> Objective
Rewrite the data from its start up to and including the line with "url-label: URL bbox=[38, 18, 69, 35]", changing "DOWNLOAD HAR" to "EXPORT HAR" and leaving everything else as it is.

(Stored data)
◇ ◇ ◇ ◇

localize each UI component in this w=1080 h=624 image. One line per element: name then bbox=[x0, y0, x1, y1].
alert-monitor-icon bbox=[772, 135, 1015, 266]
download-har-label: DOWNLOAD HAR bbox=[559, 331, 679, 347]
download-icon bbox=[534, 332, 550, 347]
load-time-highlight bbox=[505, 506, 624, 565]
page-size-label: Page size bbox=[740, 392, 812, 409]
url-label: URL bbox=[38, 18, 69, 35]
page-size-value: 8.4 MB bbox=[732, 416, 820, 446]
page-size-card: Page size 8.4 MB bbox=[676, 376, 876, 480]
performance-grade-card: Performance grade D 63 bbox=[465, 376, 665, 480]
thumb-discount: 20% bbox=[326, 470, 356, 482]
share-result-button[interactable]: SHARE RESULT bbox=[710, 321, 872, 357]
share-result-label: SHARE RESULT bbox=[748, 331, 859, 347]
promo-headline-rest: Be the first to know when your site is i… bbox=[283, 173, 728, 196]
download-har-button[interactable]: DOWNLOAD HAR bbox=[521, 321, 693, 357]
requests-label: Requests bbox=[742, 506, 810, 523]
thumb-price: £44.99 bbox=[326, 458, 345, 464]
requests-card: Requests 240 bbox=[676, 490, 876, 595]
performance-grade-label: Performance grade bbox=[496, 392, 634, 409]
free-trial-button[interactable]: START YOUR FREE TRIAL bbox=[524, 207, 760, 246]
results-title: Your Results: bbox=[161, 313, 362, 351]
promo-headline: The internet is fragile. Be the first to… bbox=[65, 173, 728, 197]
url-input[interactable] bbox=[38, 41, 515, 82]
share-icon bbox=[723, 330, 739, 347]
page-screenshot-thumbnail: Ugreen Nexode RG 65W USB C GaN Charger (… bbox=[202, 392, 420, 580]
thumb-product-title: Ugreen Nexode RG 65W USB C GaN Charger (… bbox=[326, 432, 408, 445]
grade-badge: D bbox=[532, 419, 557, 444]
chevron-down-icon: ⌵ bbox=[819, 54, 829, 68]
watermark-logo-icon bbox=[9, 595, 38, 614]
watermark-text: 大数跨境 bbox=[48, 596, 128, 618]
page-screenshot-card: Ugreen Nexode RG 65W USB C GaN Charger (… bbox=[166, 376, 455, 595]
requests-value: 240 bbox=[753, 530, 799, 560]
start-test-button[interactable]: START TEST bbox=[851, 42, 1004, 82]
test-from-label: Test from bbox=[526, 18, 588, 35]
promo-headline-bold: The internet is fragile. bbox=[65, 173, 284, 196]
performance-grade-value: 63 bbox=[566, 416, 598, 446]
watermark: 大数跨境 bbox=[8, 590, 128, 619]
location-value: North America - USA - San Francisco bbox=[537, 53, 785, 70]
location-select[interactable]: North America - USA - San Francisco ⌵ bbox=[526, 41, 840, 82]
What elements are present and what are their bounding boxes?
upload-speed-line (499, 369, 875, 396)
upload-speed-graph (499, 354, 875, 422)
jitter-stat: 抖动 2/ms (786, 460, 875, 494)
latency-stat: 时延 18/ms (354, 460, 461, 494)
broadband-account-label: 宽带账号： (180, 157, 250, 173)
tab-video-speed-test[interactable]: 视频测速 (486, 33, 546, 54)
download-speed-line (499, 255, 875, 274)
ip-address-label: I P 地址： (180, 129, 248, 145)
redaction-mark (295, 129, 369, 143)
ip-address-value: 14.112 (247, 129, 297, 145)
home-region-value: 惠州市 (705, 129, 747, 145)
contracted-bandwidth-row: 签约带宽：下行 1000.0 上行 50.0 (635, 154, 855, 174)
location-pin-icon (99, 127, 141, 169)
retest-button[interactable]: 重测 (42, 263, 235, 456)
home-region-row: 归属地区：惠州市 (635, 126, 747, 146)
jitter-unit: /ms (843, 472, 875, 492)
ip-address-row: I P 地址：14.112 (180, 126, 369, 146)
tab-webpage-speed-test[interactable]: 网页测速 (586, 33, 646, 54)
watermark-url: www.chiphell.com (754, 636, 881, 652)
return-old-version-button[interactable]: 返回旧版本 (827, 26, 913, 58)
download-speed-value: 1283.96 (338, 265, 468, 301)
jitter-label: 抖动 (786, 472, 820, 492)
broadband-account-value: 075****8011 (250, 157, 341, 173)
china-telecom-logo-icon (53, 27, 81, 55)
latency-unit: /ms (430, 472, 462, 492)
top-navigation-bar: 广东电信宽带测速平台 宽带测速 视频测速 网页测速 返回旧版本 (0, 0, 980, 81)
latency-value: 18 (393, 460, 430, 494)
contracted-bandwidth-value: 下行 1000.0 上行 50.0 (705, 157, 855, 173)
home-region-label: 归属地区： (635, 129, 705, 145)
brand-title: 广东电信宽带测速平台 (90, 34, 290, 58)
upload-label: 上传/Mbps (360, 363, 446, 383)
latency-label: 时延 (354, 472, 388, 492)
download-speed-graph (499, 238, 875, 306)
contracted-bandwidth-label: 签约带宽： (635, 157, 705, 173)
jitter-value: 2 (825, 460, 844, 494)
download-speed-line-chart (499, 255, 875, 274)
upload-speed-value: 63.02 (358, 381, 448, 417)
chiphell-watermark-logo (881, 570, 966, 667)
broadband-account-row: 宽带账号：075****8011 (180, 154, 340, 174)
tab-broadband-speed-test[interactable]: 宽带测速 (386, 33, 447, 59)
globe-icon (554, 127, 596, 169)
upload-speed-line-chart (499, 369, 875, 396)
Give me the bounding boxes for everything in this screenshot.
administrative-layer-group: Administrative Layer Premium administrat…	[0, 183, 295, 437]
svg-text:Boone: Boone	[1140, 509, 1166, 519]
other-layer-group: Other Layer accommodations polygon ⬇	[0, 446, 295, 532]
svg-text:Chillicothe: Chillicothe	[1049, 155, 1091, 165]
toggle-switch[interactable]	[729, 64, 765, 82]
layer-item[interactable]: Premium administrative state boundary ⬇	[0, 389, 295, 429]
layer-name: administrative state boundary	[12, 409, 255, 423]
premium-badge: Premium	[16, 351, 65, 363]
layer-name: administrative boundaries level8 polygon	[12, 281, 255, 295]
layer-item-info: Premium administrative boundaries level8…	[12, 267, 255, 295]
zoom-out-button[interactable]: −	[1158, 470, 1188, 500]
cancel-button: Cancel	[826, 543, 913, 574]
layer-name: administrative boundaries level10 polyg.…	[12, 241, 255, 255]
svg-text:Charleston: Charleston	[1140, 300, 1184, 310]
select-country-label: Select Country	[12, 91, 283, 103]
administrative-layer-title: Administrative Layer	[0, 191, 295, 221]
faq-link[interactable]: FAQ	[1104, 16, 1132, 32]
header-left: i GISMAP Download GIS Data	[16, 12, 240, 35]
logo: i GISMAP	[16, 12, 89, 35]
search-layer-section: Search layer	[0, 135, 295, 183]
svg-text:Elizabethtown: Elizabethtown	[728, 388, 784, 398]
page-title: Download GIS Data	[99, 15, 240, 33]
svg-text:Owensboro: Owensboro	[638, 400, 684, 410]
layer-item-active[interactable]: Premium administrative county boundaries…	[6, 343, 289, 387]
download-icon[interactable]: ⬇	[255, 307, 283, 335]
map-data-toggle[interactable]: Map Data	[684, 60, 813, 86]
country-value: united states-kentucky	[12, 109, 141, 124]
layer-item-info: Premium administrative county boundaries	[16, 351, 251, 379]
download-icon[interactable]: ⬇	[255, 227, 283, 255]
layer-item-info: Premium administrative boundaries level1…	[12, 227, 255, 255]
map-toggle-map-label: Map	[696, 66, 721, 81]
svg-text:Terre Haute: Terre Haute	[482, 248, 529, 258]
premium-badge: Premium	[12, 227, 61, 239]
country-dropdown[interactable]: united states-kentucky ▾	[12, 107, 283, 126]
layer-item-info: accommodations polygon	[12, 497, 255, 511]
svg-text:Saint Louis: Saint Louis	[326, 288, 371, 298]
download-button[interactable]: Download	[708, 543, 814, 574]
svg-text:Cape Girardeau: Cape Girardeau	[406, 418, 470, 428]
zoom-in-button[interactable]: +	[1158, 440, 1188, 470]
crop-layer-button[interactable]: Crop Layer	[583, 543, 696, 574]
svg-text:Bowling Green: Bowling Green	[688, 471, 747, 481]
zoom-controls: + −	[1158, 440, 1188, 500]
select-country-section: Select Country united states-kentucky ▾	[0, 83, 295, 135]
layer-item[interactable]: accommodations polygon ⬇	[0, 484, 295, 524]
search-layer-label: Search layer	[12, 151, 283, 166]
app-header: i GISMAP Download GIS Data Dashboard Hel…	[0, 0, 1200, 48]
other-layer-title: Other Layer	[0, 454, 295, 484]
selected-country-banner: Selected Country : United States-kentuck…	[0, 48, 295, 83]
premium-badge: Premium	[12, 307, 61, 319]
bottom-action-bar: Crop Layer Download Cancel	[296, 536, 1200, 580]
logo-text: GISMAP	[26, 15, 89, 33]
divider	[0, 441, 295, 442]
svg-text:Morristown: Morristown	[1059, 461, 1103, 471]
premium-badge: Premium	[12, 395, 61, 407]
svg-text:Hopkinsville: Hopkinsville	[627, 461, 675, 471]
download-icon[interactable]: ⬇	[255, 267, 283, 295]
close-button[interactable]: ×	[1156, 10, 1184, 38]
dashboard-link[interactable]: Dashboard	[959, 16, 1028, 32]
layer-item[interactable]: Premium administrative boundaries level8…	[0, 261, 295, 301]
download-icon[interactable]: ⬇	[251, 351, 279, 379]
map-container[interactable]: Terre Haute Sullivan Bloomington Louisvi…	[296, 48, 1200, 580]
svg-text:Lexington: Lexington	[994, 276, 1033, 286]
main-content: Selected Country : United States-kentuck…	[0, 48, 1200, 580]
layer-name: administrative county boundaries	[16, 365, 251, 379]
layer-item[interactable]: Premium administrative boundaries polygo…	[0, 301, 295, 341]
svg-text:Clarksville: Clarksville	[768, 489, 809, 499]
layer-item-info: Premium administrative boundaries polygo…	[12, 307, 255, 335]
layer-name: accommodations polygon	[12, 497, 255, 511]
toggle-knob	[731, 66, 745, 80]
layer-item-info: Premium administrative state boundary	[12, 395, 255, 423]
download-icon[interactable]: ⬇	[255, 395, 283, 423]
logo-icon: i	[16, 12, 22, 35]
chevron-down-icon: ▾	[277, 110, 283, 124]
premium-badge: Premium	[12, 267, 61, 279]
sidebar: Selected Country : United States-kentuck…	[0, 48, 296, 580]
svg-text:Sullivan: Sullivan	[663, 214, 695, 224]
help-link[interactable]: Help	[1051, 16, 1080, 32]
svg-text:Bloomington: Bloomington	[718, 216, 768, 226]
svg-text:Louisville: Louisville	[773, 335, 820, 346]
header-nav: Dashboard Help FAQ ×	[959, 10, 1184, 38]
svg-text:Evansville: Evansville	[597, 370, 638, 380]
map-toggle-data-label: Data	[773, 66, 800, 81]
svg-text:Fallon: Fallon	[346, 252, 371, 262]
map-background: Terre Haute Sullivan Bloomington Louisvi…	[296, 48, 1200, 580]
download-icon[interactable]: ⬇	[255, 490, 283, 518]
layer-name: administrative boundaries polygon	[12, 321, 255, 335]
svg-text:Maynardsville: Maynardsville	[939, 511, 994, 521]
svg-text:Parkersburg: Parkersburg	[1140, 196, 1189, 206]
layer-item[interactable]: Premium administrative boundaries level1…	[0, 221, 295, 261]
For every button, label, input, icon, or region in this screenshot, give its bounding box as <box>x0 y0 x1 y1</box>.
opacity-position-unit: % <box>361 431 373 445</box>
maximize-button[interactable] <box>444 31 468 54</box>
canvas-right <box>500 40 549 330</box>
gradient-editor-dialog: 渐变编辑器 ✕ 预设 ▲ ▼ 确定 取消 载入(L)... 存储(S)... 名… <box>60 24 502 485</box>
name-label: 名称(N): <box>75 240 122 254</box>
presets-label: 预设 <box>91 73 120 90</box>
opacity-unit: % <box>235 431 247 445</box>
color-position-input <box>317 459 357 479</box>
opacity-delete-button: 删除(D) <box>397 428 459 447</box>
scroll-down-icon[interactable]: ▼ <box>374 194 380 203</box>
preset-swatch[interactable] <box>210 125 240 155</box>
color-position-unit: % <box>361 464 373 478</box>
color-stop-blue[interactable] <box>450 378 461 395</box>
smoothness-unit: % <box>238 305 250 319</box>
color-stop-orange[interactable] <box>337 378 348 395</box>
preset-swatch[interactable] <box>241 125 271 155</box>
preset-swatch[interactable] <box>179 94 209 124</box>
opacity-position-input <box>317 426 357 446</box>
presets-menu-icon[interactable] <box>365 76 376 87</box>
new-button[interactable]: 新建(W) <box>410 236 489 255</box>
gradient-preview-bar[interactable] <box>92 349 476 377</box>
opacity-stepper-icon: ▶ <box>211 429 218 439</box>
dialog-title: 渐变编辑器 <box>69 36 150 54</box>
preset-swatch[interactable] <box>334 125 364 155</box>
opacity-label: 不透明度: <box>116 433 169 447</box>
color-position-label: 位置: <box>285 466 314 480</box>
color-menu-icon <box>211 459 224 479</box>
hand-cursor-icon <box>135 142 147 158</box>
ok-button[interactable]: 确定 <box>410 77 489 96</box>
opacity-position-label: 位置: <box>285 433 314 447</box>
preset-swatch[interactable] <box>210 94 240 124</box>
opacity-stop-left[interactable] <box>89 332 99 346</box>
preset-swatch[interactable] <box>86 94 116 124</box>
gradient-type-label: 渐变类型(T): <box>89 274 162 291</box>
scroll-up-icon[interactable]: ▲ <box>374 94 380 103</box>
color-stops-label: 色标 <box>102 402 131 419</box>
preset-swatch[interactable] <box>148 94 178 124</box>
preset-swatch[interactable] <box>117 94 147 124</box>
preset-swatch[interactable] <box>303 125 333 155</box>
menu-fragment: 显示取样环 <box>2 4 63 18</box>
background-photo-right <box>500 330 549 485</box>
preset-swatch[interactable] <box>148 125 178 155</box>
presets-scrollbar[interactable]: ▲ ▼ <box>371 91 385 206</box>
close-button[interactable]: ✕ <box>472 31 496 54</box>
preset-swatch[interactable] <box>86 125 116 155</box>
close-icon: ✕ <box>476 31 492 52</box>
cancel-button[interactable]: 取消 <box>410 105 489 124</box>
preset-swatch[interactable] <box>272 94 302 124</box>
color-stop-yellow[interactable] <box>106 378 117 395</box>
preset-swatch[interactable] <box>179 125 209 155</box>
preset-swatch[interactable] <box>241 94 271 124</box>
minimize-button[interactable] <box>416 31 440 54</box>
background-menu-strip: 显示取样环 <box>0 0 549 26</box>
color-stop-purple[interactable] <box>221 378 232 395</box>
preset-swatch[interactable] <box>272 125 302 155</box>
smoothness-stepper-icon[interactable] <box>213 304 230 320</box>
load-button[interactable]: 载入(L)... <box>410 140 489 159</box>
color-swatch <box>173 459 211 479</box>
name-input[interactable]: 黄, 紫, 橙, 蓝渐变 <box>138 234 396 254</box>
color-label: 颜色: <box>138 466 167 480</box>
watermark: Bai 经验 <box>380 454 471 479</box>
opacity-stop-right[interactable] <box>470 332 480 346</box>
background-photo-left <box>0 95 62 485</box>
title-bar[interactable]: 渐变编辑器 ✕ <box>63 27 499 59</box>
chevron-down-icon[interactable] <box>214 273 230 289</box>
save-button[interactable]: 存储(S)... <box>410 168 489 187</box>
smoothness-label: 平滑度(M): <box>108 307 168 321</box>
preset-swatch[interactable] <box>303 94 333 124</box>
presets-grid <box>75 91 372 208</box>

◇ ◇ ◇ ◇

> Output for this exercise
localize each UI component in this w=1080 h=624 image. One line per element: name then bbox=[x0, y0, x1, y1].
alert-monitor-icon bbox=[772, 135, 1015, 266]
download-har-label: EXPORT HAR bbox=[559, 331, 679, 347]
download-icon bbox=[534, 332, 550, 347]
load-time-highlight bbox=[505, 506, 624, 565]
page-size-label: Page size bbox=[740, 392, 812, 409]
url-label: URL bbox=[38, 18, 69, 35]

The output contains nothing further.